» TASK DIRECTIONS: Output every entry exactly as given.

» ITEMS:
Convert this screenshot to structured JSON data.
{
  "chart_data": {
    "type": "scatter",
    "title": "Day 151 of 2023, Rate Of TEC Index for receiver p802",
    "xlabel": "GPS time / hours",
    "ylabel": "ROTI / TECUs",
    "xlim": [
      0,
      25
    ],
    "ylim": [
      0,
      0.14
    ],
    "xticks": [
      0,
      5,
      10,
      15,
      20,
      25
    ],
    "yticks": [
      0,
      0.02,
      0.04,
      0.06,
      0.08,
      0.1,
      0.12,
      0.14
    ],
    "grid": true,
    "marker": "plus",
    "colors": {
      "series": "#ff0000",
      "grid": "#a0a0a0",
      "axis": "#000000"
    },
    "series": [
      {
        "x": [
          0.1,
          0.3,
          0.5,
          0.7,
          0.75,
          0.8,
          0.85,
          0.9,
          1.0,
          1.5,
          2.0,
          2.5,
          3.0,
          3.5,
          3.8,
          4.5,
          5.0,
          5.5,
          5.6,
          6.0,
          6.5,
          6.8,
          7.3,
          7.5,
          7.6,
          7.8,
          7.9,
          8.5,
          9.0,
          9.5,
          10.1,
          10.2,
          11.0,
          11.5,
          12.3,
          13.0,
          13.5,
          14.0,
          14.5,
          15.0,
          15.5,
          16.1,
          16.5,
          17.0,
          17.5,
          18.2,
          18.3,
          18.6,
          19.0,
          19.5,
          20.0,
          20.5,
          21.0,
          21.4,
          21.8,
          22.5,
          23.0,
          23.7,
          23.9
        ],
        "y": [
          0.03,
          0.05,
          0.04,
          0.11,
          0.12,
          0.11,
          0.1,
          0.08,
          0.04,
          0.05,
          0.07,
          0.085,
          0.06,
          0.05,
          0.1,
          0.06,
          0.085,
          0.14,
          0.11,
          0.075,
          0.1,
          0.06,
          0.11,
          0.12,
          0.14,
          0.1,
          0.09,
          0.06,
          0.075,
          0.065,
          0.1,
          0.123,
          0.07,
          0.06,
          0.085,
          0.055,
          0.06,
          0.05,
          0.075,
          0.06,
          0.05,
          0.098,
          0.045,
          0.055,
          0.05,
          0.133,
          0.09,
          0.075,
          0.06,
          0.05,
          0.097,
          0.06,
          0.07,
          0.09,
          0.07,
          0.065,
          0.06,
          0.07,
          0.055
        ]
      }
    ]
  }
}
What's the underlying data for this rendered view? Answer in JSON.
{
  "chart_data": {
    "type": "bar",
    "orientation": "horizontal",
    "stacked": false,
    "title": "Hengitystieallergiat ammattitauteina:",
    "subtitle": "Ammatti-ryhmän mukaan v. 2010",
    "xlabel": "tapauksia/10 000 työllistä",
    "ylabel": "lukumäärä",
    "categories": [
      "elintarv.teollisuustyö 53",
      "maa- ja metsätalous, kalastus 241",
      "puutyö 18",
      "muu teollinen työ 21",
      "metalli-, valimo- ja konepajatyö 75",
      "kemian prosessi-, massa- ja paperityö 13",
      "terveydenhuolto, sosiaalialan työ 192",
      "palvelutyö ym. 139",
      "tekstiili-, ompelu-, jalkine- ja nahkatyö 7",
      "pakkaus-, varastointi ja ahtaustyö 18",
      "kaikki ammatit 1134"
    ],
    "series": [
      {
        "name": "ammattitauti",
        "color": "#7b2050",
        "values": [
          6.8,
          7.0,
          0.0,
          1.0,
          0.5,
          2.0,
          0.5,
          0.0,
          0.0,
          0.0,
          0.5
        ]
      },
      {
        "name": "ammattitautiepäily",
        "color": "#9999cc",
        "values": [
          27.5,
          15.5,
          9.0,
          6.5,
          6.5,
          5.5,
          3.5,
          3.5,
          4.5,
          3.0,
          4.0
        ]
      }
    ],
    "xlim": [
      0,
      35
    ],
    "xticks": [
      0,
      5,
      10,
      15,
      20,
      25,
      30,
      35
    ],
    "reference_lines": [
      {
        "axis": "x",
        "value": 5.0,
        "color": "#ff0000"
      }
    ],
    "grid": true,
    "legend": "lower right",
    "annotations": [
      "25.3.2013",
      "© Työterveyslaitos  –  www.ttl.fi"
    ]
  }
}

» TASK RESPONSE:
Convert this screenshot to structured JSON data.
{
  "chart_data": {
    "type": "scatter",
    "title": "Day 151 of 2023, Rate Of TEC Index for receiver p802",
    "xlabel": "GPS time / hours",
    "ylabel": "ROTI / TECUs",
    "xlim": [
      0,
      25
    ],
    "ylim": [
      0,
      0.14
    ],
    "xticks": [
      0,
      5,
      10,
      15,
      20,
      25
    ],
    "yticks": [
      0,
      0.02,
      0.04,
      0.06,
      0.08,
      0.1,
      0.12,
      0.14
    ],
    "grid": true,
    "marker": "plus",
    "colors": {
      "series": "#ff0000",
      "grid": "#a0a0a0",
      "axis": "#000000"
    },
    "series": [
      {
        "x": [
          0.1,
          0.3,
          0.5,
          0.7,
          0.75,
          0.8,
          0.85,
          0.9,
          1.0,
          1.5,
          2.0,
          2.5,
          3.0,
          3.5,
          3.8,
          4.5,
          5.0,
          5.5,
          5.6,
          6.0,
          6.5,
          6.8,
          7.3,
          7.5,
          7.6,
          7.8,
          7.9,
          8.5,
          9.0,
          9.5,
          10.1,
          10.2,
          11.0,
          11.5,
          12.3,
          13.0,
          13.5,
          14.0,
          14.5,
          15.0,
          15.5,
          16.1,
          16.5,
          17.0,
          17.5,
          18.2,
          18.3,
          18.6,
          19.0,
          19.5,
          20.0,
          20.5,
          21.0,
          21.4,
          21.8,
          22.5,
          23.0,
          23.7,
          23.9
        ],
        "y": [
          0.03,
          0.05,
          0.04,
          0.11,
          0.12,
          0.11,
          0.1,
          0.08,
          0.04,
          0.05,
          0.07,
          0.085,
          0.06,
          0.05,
          0.1,
          0.06,
          0.085,
          0.14,
          0.11,
          0.075,
          0.1,
          0.06,
          0.11,
          0.12,
          0.14,
          0.1,
          0.09,
          0.06,
          0.075,
          0.065,
          0.1,
          0.123,
          0.07,
          0.06,
          0.085,
          0.055,
          0.06,
          0.05,
          0.075,
          0.06,
          0.05,
          0.098,
          0.045,
          0.055,
          0.05,
          0.133,
          0.09,
          0.075,
          0.06,
          0.05,
          0.097,
          0.06,
          0.07,
          0.09,
          0.07,
          0.065,
          0.06,
          0.07,
          0.055
        ]
      }
    ]
  }
}
What's the underlying data for this rendered view? Answer in JSON.
{
  "chart_data": {
    "type": "bar",
    "orientation": "horizontal",
    "stacked": false,
    "title": "Hengitystieallergiat ammattitauteina:",
    "subtitle": "Ammatti-ryhmän mukaan v. 2010",
    "xlabel": "tapauksia/10 000 työllistä",
    "ylabel": "lukumäärä",
    "categories": [
      "elintarv.teollisuustyö 53",
      "maa- ja metsätalous, kalastus 241",
      "puutyö 18",
      "muu teollinen työ 21",
      "metalli-, valimo- ja konepajatyö 75",
      "kemian prosessi-, massa- ja paperityö 13",
      "terveydenhuolto, sosiaalialan työ 192",
      "palvelutyö ym. 139",
      "tekstiili-, ompelu-, jalkine- ja nahkatyö 7",
      "pakkaus-, varastointi ja ahtaustyö 18",
      "kaikki ammatit 1134"
    ],
    "series": [
      {
        "name": "ammattitauti",
        "color": "#7b2050",
        "values": [
          6.8,
          7.0,
          0.0,
          1.0,
          0.5,
          2.0,
          0.5,
          0.0,
          0.0,
          0.0,
          0.5
        ]
      },
      {
        "name": "ammattitautiepäily",
        "color": "#9999cc",
        "values": [
          27.5,
          15.5,
          9.0,
          6.5,
          6.5,
          5.5,
          3.5,
          3.5,
          4.5,
          3.0,
          4.0
        ]
      }
    ],
    "xlim": [
      0,
      35
    ],
    "xticks": [
      0,
      5,
      10,
      15,
      20,
      25,
      30,
      35
    ],
    "reference_lines": [
      {
        "axis": "x",
        "value": 5.0,
        "color": "#ff0000"
      }
    ],
    "grid": true,
    "legend": "lower right",
    "annotations": [
      "25.3.2013",
      "© Työterveyslaitos  –  www.ttl.fi"
    ]
  }
}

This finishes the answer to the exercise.